§ **REQUIRED TASK**:
Using the listing below, copy every line that mentions "Installer".

■ ■ ■

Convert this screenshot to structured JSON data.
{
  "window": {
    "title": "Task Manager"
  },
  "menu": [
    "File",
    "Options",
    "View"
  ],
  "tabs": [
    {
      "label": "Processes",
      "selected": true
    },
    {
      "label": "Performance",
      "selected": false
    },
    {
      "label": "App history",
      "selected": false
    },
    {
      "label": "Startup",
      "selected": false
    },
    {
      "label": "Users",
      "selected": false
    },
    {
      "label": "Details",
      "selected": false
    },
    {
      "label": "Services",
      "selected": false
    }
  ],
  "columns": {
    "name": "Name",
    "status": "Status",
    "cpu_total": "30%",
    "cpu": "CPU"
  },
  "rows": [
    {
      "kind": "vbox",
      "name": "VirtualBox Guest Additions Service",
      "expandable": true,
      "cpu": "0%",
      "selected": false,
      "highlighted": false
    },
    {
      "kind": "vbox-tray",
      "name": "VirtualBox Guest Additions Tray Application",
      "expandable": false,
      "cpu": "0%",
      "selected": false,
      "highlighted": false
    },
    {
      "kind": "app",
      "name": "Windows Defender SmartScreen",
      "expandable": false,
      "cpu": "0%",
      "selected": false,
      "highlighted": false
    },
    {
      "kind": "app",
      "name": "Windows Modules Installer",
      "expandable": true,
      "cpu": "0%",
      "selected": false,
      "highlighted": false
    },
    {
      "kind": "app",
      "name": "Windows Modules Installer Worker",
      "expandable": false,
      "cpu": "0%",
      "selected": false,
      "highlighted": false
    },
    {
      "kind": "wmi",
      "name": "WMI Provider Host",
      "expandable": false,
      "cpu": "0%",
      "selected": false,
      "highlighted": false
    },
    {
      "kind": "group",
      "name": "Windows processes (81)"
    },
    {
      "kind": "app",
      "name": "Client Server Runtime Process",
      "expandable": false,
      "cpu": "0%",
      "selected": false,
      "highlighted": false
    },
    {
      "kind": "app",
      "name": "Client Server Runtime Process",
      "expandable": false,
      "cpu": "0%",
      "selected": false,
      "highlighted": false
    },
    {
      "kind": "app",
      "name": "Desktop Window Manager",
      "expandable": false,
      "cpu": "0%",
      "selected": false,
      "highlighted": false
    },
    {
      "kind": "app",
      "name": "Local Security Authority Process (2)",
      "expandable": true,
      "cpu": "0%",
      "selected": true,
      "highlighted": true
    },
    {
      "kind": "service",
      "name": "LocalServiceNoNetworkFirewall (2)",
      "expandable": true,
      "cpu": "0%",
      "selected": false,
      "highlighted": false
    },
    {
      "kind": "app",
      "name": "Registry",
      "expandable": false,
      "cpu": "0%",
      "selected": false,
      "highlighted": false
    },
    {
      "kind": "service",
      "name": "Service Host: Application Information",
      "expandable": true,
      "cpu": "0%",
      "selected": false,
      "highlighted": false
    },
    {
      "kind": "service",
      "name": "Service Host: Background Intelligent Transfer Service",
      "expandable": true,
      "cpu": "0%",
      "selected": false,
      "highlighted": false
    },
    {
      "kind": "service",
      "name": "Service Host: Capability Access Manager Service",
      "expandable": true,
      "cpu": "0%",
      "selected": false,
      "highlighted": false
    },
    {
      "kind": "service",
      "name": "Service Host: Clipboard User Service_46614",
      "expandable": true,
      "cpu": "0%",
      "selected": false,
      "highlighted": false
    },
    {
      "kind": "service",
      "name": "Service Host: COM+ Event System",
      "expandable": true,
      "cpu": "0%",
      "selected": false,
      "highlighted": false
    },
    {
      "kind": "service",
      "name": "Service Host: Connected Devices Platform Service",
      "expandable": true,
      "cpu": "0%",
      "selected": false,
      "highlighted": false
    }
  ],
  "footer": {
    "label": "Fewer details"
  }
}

■ ■ ■

§ **FULL OUTPUT**:
      "name": "Windows Modules Installer",
      "name": "Windows Modules Installer Worker",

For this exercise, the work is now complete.